___ INFORMATION GIVEN ___

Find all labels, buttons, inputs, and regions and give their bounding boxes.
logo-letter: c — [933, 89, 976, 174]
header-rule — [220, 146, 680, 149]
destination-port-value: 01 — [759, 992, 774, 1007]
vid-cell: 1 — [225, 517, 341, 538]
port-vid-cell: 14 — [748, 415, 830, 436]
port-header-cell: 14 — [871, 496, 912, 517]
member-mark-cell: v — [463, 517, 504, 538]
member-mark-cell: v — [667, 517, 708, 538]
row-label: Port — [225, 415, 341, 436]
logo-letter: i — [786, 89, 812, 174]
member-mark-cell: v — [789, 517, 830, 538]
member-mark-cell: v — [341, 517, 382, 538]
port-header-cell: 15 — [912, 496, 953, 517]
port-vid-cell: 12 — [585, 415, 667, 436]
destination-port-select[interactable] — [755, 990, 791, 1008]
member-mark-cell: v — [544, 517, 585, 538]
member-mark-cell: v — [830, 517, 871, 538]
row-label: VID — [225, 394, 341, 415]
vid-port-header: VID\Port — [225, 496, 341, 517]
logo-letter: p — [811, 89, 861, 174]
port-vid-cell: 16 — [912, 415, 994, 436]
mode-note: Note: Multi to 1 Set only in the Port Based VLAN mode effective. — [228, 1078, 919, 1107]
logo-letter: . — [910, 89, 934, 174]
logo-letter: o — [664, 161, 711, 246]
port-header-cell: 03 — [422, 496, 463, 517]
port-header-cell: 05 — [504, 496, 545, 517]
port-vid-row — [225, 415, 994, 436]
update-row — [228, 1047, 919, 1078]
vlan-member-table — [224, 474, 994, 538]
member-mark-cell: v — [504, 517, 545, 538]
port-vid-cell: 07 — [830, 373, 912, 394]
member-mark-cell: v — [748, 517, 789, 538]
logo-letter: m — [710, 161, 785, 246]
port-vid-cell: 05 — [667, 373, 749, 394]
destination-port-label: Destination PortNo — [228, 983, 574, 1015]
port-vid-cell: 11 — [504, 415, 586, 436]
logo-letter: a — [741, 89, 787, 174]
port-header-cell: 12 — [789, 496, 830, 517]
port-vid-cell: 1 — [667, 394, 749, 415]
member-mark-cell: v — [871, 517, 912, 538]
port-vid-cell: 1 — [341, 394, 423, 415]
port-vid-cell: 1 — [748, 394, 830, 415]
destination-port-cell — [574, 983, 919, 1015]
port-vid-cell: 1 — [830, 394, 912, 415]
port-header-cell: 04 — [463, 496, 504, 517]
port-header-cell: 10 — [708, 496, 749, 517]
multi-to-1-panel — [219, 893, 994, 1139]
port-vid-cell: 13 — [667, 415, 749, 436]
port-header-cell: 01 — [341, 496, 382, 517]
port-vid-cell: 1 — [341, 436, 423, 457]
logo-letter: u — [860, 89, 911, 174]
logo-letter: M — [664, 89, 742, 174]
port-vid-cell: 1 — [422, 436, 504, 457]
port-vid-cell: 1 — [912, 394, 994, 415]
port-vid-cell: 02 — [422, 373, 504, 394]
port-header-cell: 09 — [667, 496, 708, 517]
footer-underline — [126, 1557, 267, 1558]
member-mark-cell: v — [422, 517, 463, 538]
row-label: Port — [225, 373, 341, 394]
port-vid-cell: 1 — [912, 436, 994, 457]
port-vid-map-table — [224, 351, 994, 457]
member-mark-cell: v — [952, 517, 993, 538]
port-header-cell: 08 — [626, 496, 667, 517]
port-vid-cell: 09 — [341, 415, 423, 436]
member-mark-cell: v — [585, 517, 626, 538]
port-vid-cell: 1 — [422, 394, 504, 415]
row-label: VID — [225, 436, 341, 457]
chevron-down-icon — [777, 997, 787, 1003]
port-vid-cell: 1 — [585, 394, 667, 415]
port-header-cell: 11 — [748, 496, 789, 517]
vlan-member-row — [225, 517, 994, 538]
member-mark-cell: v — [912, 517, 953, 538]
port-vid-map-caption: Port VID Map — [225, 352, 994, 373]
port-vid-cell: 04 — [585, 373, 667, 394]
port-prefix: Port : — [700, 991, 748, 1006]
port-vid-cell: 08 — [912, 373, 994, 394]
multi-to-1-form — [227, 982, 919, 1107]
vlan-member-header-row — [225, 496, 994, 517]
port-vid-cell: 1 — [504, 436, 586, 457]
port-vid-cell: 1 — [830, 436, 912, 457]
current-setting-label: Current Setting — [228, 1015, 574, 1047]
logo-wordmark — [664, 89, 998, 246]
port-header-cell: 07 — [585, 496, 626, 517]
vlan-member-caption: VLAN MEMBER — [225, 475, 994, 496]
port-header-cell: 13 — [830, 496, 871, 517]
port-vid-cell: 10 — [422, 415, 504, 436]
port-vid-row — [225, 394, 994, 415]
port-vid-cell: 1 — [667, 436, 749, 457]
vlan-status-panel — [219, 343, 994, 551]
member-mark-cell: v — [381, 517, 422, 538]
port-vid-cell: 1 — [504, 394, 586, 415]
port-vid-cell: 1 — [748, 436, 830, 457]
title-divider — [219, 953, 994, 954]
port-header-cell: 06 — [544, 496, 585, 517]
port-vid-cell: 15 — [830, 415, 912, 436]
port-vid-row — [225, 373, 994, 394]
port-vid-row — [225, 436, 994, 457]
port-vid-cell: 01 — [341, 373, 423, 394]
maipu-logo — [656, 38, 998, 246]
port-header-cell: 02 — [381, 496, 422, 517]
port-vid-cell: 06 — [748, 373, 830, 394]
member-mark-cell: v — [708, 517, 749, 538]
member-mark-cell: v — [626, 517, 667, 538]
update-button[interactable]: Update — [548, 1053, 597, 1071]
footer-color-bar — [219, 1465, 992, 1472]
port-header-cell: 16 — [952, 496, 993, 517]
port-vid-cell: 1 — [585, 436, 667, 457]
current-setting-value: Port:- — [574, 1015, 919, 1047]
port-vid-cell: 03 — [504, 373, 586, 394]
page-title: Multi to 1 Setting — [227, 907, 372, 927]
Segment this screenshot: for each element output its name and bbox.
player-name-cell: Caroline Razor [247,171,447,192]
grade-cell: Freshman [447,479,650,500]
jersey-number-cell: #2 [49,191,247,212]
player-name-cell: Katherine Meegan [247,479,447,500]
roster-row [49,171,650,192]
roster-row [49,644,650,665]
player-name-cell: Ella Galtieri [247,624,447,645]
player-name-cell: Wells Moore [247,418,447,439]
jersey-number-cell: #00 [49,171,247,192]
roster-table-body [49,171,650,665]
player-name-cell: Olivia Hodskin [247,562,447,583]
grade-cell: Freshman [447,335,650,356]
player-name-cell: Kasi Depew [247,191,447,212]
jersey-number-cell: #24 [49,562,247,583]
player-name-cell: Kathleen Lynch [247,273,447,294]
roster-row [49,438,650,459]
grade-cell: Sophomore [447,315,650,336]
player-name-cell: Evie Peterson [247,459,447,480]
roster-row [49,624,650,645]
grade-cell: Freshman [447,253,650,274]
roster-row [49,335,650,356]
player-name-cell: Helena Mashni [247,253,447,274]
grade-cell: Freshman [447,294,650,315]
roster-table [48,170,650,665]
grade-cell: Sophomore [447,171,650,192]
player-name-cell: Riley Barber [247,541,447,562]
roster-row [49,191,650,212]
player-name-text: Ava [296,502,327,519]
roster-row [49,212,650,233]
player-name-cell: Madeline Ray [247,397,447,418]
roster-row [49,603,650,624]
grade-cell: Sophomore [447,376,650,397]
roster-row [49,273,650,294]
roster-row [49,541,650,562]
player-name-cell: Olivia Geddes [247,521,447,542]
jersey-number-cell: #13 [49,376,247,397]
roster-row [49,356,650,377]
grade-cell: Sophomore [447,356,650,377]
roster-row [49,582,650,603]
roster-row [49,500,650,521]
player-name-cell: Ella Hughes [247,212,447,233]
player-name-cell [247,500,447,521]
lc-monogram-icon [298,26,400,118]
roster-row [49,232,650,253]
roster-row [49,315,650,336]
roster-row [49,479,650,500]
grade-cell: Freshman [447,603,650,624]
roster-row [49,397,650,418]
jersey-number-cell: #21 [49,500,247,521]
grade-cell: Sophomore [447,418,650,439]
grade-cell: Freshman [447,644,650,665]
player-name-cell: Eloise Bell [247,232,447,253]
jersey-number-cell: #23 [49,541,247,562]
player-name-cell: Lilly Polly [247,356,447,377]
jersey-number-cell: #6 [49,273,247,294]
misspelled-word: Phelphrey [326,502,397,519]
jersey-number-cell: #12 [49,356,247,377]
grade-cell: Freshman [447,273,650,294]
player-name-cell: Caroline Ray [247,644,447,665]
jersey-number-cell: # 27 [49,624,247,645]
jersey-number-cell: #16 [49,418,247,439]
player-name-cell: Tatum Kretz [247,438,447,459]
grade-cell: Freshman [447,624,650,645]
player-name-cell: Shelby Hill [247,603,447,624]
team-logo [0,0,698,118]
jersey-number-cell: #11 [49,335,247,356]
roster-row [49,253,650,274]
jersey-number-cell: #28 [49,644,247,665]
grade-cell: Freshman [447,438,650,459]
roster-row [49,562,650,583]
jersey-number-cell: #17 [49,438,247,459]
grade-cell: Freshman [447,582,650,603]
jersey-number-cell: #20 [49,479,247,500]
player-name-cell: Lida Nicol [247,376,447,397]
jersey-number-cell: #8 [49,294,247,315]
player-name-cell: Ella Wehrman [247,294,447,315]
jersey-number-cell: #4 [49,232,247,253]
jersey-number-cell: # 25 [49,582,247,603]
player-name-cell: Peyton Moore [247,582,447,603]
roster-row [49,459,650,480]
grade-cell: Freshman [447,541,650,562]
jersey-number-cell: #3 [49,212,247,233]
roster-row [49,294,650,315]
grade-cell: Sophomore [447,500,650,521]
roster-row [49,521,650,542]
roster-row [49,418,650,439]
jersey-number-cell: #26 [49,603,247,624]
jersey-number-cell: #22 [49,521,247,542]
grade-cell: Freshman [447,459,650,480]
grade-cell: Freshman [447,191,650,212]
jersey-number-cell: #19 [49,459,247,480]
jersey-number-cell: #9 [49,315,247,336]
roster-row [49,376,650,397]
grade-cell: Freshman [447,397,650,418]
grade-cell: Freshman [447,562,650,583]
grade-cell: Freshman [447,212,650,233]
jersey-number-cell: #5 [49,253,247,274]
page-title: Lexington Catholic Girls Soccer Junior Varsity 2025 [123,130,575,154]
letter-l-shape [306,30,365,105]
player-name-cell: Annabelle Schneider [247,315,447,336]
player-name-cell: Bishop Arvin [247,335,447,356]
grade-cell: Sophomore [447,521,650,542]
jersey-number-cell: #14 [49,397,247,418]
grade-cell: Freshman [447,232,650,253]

___

Reproduce the records from their start through the line with "port-header-cell: 15 — [912, 496, 953, 517]", including both the first line and that one.

**SOLUTION BELOW:**
Find all labels, buttons, inputs, and regions and give their bounding boxes.
logo-letter: c — [933, 89, 976, 174]
header-rule — [220, 146, 680, 149]
destination-port-value: 01 — [759, 992, 774, 1007]
vid-cell: 1 — [225, 517, 341, 538]
port-vid-cell: 14 — [748, 415, 830, 436]
port-header-cell: 14 — [871, 496, 912, 517]
member-mark-cell: v — [463, 517, 504, 538]
member-mark-cell: v — [667, 517, 708, 538]
row-label: Port — [225, 415, 341, 436]
logo-letter: i — [786, 89, 812, 174]
member-mark-cell: v — [789, 517, 830, 538]
member-mark-cell: v — [341, 517, 382, 538]
port-header-cell: 15 — [912, 496, 953, 517]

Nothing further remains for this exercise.